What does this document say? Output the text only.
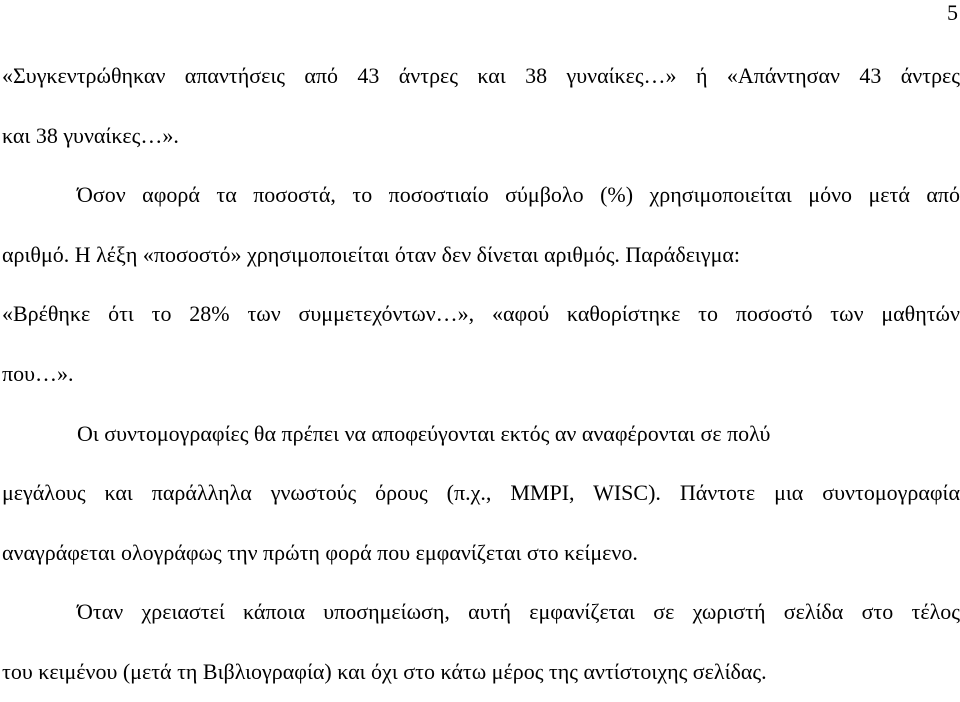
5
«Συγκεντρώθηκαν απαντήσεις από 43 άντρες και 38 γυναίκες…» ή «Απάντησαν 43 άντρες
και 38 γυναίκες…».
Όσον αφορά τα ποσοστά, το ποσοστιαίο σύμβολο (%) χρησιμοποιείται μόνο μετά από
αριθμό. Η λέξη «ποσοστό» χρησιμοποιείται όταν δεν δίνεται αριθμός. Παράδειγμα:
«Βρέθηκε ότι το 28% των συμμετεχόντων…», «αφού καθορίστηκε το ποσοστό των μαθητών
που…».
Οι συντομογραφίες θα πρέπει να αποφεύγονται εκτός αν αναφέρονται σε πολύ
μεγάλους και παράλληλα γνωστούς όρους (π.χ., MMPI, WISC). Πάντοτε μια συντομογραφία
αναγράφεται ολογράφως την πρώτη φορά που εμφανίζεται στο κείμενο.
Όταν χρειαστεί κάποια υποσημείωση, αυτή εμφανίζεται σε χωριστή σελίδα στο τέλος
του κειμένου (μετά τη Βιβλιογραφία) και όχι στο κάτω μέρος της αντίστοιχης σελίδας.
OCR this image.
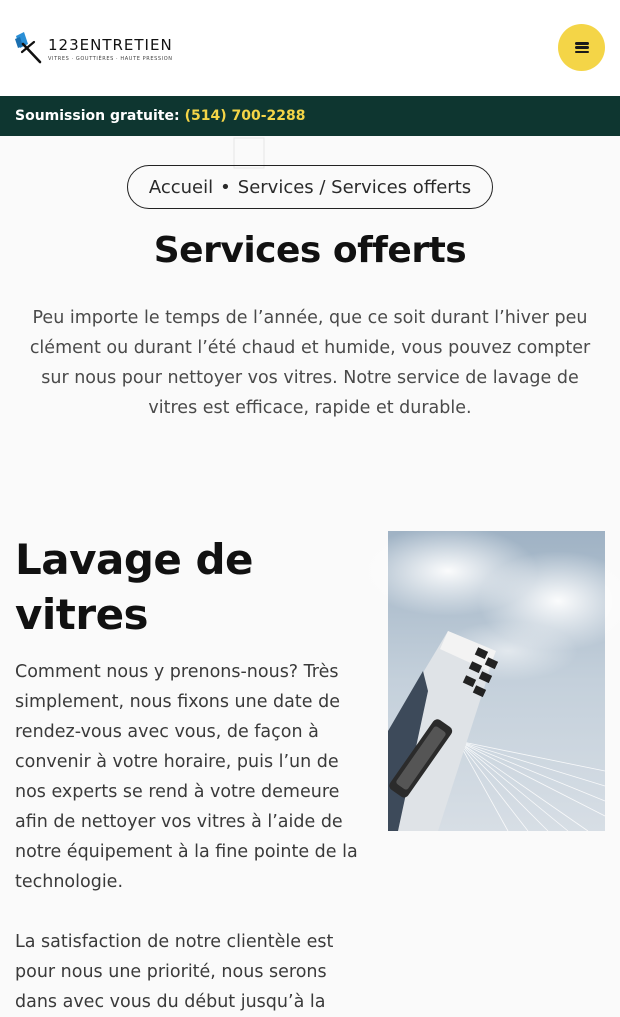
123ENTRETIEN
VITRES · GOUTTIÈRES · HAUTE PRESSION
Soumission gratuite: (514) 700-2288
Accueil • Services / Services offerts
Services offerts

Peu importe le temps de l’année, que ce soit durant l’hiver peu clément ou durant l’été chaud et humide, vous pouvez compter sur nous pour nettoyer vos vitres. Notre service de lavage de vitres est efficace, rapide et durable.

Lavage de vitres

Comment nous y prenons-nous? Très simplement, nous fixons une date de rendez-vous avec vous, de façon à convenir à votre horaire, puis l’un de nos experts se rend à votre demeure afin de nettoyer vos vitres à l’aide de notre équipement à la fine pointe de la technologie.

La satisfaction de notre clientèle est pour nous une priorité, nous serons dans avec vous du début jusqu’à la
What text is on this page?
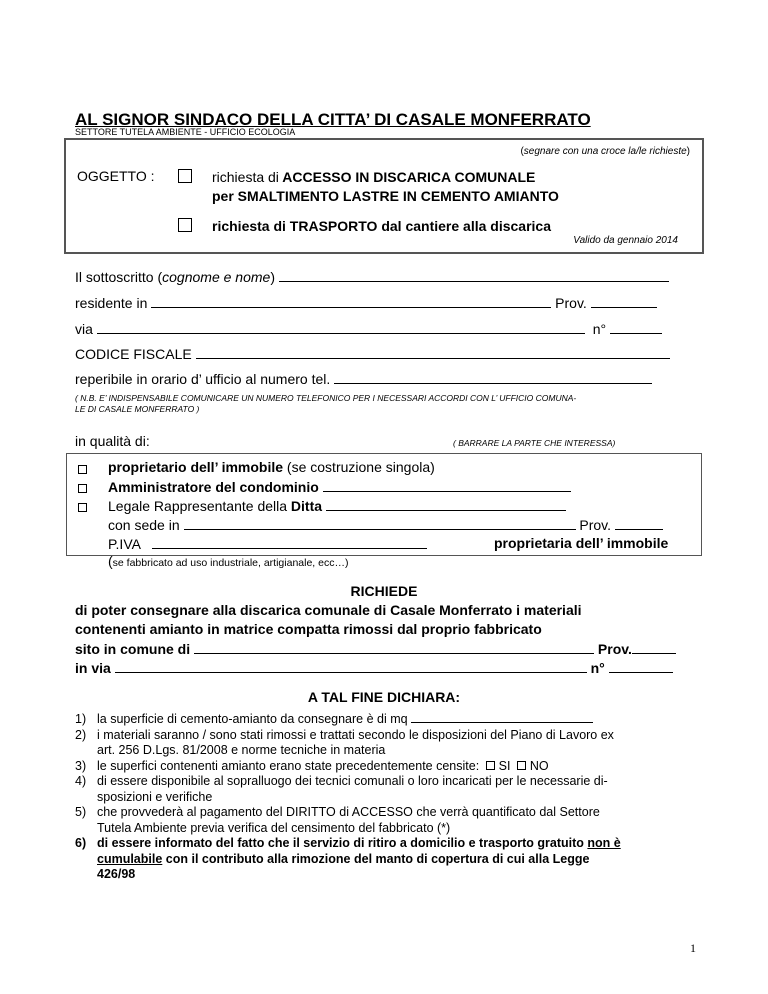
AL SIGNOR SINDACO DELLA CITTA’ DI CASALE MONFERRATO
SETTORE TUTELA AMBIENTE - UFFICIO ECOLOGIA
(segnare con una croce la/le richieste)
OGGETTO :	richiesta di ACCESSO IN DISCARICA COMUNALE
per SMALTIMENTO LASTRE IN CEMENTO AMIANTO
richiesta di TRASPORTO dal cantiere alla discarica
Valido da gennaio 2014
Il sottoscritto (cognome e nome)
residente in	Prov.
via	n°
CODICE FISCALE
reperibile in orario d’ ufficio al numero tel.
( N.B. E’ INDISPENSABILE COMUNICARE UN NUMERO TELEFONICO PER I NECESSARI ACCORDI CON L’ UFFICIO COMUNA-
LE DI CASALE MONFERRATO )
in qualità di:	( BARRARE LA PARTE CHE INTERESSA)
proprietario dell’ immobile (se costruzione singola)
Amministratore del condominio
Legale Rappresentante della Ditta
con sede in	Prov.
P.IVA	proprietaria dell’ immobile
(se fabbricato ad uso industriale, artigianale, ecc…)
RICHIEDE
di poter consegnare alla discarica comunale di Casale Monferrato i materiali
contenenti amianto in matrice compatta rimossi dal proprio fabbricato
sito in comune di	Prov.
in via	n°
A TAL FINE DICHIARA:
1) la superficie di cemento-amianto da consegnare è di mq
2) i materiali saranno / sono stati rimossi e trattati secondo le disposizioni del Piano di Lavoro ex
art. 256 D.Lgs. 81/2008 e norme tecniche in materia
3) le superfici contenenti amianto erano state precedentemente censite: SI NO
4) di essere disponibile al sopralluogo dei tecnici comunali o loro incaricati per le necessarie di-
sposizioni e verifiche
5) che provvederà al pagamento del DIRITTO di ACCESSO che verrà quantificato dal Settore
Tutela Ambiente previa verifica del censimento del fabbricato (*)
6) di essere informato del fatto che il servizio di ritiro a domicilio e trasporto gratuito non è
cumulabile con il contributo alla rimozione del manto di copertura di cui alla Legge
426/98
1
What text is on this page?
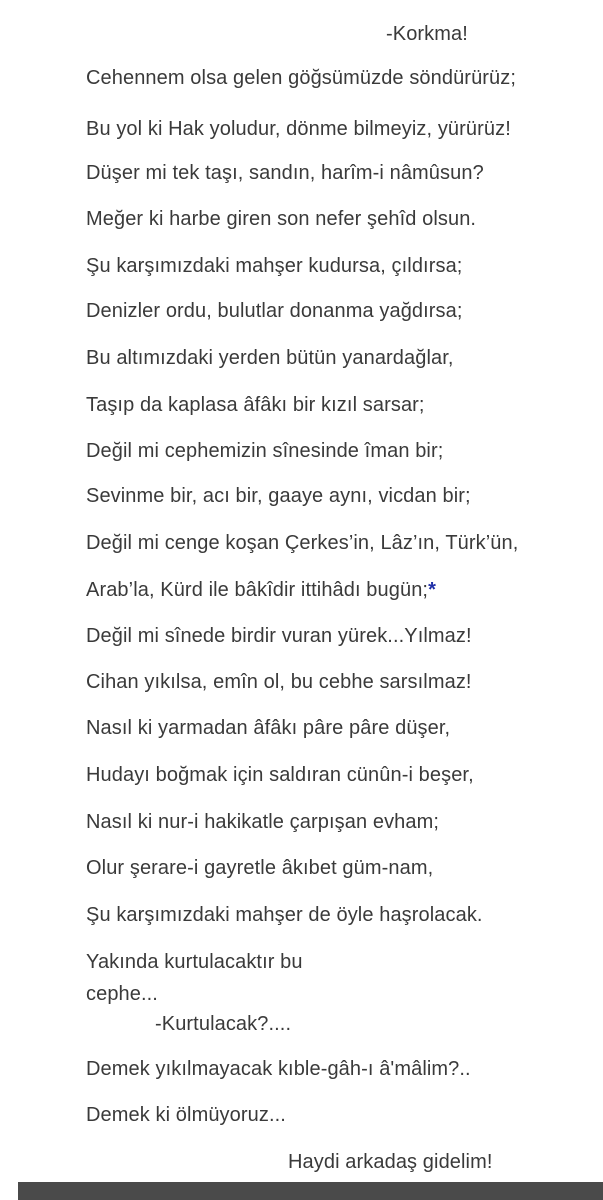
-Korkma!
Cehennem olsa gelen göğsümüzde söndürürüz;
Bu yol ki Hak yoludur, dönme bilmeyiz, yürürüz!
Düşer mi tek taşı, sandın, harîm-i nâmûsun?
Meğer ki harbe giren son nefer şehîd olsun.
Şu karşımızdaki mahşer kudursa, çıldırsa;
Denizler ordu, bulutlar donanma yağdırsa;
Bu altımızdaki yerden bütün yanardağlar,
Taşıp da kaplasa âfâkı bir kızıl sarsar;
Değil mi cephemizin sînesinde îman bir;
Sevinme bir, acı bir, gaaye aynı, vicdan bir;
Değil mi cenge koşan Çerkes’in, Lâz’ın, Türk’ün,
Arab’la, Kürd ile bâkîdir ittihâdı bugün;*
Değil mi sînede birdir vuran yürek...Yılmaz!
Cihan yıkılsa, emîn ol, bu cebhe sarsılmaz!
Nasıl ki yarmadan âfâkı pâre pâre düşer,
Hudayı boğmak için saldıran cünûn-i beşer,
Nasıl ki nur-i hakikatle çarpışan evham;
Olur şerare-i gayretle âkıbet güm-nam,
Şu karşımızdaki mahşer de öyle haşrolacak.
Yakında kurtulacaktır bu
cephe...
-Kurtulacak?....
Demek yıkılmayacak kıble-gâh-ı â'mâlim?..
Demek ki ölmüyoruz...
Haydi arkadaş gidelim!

### Exercise goal
Except for the pictures, copy every line of the records above exactly.

### Result below
What does this document say? Output the text only.
5
«Συγκεντρώθηκαν απαντήσεις από 43 άντρες και 38 γυναίκες…» ή «Απάντησαν 43 άντρες
και 38 γυναίκες…».
Όσον αφορά τα ποσοστά, το ποσοστιαίο σύμβολο (%) χρησιμοποιείται μόνο μετά από
αριθμό. Η λέξη «ποσοστό» χρησιμοποιείται όταν δεν δίνεται αριθμός. Παράδειγμα:
«Βρέθηκε ότι το 28% των συμμετεχόντων…», «αφού καθορίστηκε το ποσοστό των μαθητών
που…».
Οι συντομογραφίες θα πρέπει να αποφεύγονται εκτός αν αναφέρονται σε πολύ
μεγάλους και παράλληλα γνωστούς όρους (π.χ., MMPI, WISC). Πάντοτε μια συντομογραφία
αναγράφεται ολογράφως την πρώτη φορά που εμφανίζεται στο κείμενο.
Όταν χρειαστεί κάποια υποσημείωση, αυτή εμφανίζεται σε χωριστή σελίδα στο τέλος
του κειμένου (μετά τη Βιβλιογραφία) και όχι στο κάτω μέρος της αντίστοιχης σελίδας.
OCR this image.
123ENTRETIEN
VITRES · GOUTTIÈRES · HAUTE PRESSION
Soumission gratuite: (514) 700-2288
Accueil • Services / Services offerts
Services offerts

Peu importe le temps de l’année, que ce soit durant l’hiver peu clément ou durant l’été chaud et humide, vous pouvez compter sur nous pour nettoyer vos vitres. Notre service de lavage de vitres est efficace, rapide et durable.

Lavage de vitres

Comment nous y prenons-nous? Très simplement, nous fixons une date de rendez-vous avec vous, de façon à convenir à votre horaire, puis l’un de nos experts se rend à votre demeure afin de nettoyer vos vitres à l’aide de notre équipement à la fine pointe de la technologie.

La satisfaction de notre clientèle est pour nous une priorité, nous serons dans avec vous du début jusqu’à la
What text is on this page?
AL SIGNOR SINDACO DELLA CITTA’ DI CASALE MONFERRATO
SETTORE TUTELA AMBIENTE - UFFICIO ECOLOGIA
(segnare con una croce la/le richieste)
OGGETTO :	richiesta di ACCESSO IN DISCARICA COMUNALE
per SMALTIMENTO LASTRE IN CEMENTO AMIANTO
richiesta di TRASPORTO dal cantiere alla discarica
Valido da gennaio 2014
Il sottoscritto (cognome e nome)
residente in	Prov.
via	n°
CODICE FISCALE
reperibile in orario d’ ufficio al numero tel.
( N.B. E’ INDISPENSABILE COMUNICARE UN NUMERO TELEFONICO PER I NECESSARI ACCORDI CON L’ UFFICIO COMUNA-
LE DI CASALE MONFERRATO )
in qualità di:	( BARRARE LA PARTE CHE INTERESSA)
proprietario dell’ immobile (se costruzione singola)
Amministratore del condominio
Legale Rappresentante della Ditta
con sede in	Prov.
P.IVA	proprietaria dell’ immobile
(se fabbricato ad uso industriale, artigianale, ecc…)
RICHIEDE
di poter consegnare alla discarica comunale di Casale Monferrato i materiali
contenenti amianto in matrice compatta rimossi dal proprio fabbricato
sito in comune di	Prov.
in via	n°
A TAL FINE DICHIARA:
1) la superficie di cemento-amianto da consegnare è di mq
2) i materiali saranno / sono stati rimossi e trattati secondo le disposizioni del Piano di Lavoro ex
art. 256 D.Lgs. 81/2008 e norme tecniche in materia
3) le superfici contenenti amianto erano state precedentemente censite: SI NO
4) di essere disponibile al sopralluogo dei tecnici comunali o loro incaricati per le necessarie di-
sposizioni e verifiche
5) che provvederà al pagamento del DIRITTO di ACCESSO che verrà quantificato dal Settore
Tutela Ambiente previa verifica del censimento del fabbricato (*)
6) di essere informato del fatto che il servizio di ritiro a domicilio e trasporto gratuito non è
cumulabile con il contributo alla rimozione del manto di copertura di cui alla Legge
426/98
1
What text is on this page?
-Korkma!
Cehennem olsa gelen göğsümüzde söndürürüz;
Bu yol ki Hak yoludur, dönme bilmeyiz, yürürüz!
Düşer mi tek taşı, sandın, harîm-i nâmûsun?
Meğer ki harbe giren son nefer şehîd olsun.
Şu karşımızdaki mahşer kudursa, çıldırsa;
Denizler ordu, bulutlar donanma yağdırsa;
Bu altımızdaki yerden bütün yanardağlar,
Taşıp da kaplasa âfâkı bir kızıl sarsar;
Değil mi cephemizin sînesinde îman bir;
Sevinme bir, acı bir, gaaye aynı, vicdan bir;
Değil mi cenge koşan Çerkes’in, Lâz’ın, Türk’ün,
Arab’la, Kürd ile bâkîdir ittihâdı bugün;*
Değil mi sînede birdir vuran yürek...Yılmaz!
Cihan yıkılsa, emîn ol, bu cebhe sarsılmaz!
Nasıl ki yarmadan âfâkı pâre pâre düşer,
Hudayı boğmak için saldıran cünûn-i beşer,
Nasıl ki nur-i hakikatle çarpışan evham;
Olur şerare-i gayretle âkıbet güm-nam,
Şu karşımızdaki mahşer de öyle haşrolacak.
Yakında kurtulacaktır bu
cephe...
-Kurtulacak?....
Demek yıkılmayacak kıble-gâh-ı â'mâlim?..
Demek ki ölmüyoruz...
Haydi arkadaş gidelim!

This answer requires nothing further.